Start Source records

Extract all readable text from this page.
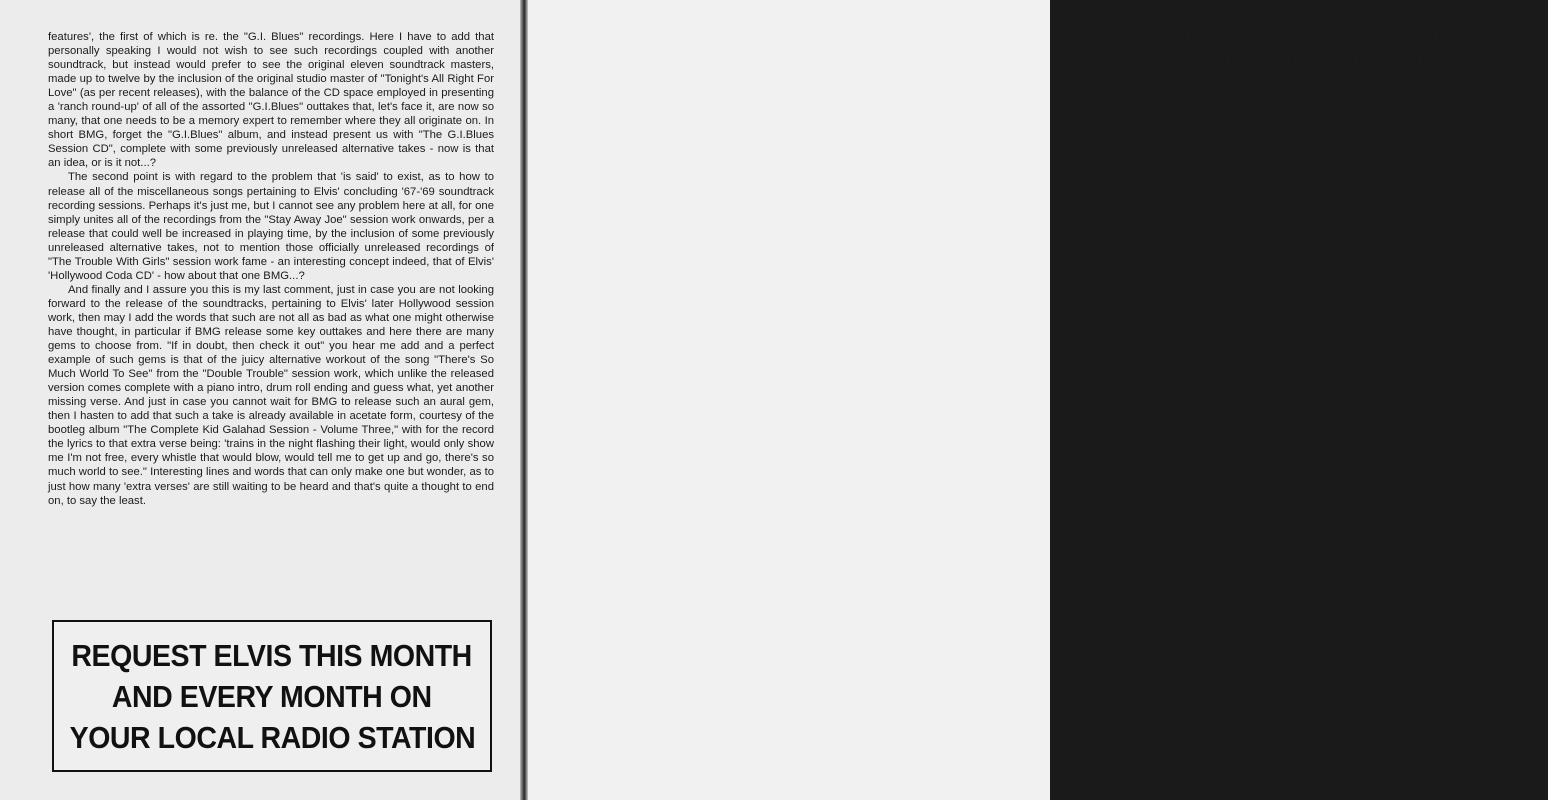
features', the first of which is re. the "G.I. Blues" recordings. Here I have to add that personally speaking I would not wish to see such recordings coupled with another soundtrack, but instead would prefer to see the original eleven soundtrack masters, made up to twelve by the inclusion of the original studio master of "Tonight's All Right For Love" (as per recent releases), with the balance of the CD space employed in presenting a 'ranch round-up' of all of the assorted "G.I.Blues" outtakes that, let's face it, are now so many, that one needs to be a memory expert to remember where they all originate on. In short BMG, forget the "G.I.Blues" album, and instead present us with "The G.I.Blues Session CD", complete with some previously unreleased alternative takes - now is that an idea, or is it not...?

The second point is with regard to the problem that 'is said' to exist, as to how to release all of the miscellaneous songs pertaining to Elvis' concluding '67-'69 soundtrack recording sessions. Perhaps it's just me, but I cannot see any problem here at all, for one simply unites all of the recordings from the "Stay Away Joe" session work onwards, per a release that could well be increased in playing time, by the inclusion of some previously unreleased alternative takes, not to mention those officially unreleased recordings of "The Trouble With Girls" session work fame - an interesting concept indeed, that of Elvis' 'Hollywood Coda CD' - how about that one BMG...?

And finally and I assure you this is my last comment, just in case you are not looking forward to the release of the soundtracks, pertaining to Elvis' later Hollywood session work, then may I add the words that such are not all as bad as what one might otherwise have thought, in particular if BMG release some key outtakes and here there are many gems to choose from. "If in doubt, then check it out" you hear me add and a perfect example of such gems is that of the juicy alternative workout of the song "There's So Much World To See" from the "Double Trouble" session work, which unlike the released version comes complete with a piano intro, drum roll ending and guess what, yet another missing verse. And just in case you cannot wait for BMG to release such an aural gem, then I hasten to add that such a take is already available in acetate form, courtesy of the bootleg album "The Complete Kid Galahad Session - Volume Three," with for the record the lyrics to that extra verse being: 'trains in the night flashing their light, would only show me I'm not free, every whistle that would blow, would tell me to get up and go, there's so much world to see." Interesting lines and words that can only make one but wonder, as to just how many 'extra verses' are still waiting to be heard and that's quite a thought to end on, to say the least.

REQUEST ELVIS THIS MONTH
AND EVERY MONTH ON
YOUR LOCAL RADIO STATION
LISTLESS PERFORMANCE
OR THE MASTER TOUCH
by Geoffrey Mc Donnell, Australia.

Much has been said about Elvis' performances over the years and there's no doubt that he performed differently at times and as well as vocal variations, different versions of songs from studio versions occurred 'live'. An example being the many 'live' versions of "The First Time Ever I Saw Your Face", complete with all the verses, including the 'missing' verse three, as heard at the Las Vegas 25.8.73 M/S. This was detailed in FULL in "Words and Music Part 20" by genius Brian Farmer. "Are You Lonesome Tonight" has many versions, one such variation being the Roanoke 11.4.72 version which, as well as having the famous BALD HEAD line, also has the 'spoken' middle part missed out completely.

Elvis has taken much criticism over the years for these 'variations', where people seem to get upset when anything short of the complete version is heard - this is ridiculous as most other artists do this as well, particularly when performing MEDLEY's. What's wrong with a 'casual' "Return To Sender", as performed at the Lake Tahoe closing 9.5.76 show? This song is lighthearted anyway and hardly justifies serious studio type versions, surely in its proper context it was a good song fitting the situation in the "Girls! Girls! Girls!" film and always a FUN song. Again, "Help Me Make It Through The Night" was sung a bit weakly at the Las Vegas 6.12.76 show - but this is surely what the song demands - NOT the spoilt 'beefed' up version released as the chosen 'cut' on the album or the strong version sometimes heard from Elvis at some of his shows.

Elvis has received particular 'knocks' for some of his walking through songs in 1973 performances, however this doesn't always ruin the performance as it's all the performers interpretation of the song and then our opinion of it when heard. YES! at times I'm sure you know Elvis did sing "You Don't Have To Say You Love Me" sounding like the insipid Robert Goulet!! A singer who seemed to rely on his early youthful good looks much more than his interest in performing. Therefore I feel Elvis is guilty in say the last two weeks of the Jan/Feb Las Vegas engagement, of walking through this song, i.e. the 22.2.73 M/S, or earlier in the third week of the, mostly excellent, summer 1972 engagement, i.e. the 21.8.72 M/S. However I think that a couple of songs DEMAND a listless performance to make them work!

The best example of this is "I'm Leaving" and probably one of the highlights during the lackluster 1.7.73 Nashville A/S. At first, as I started listening to Elvis' performance of "What Now My Love", in his Uniondale 22.6.73 show, I was very disappointed as Elvis sounds totally uninterested in the song, only to find with the dramatic ending that HERE, in Uniondale, Elvis really meant it, he really, as the song says, was asking in his committed ending: "What Now My Love?"

Lastly, but certainly not least, is his very interesting 'off the cuff' request, a shortened version of "It's A Matter Of Time," performed after a gentleman's request during the great 25.8.73 M/S. Elvis clearly sometimes used unusual techniques as, during the song, he sighs/groans emphasising the sorrowful feeling created by the song. Surely The Masters Touch! "Early Morning Rain" whether in the studio, in March '71, or 'live' later, surely to create the feeling needs a LISTLESS PERFORMANCE!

End Source records

◆ Task objective ◆
Write down only the number of lines that contain the string "MONTH" in the listing.

◆ Output below ◆
2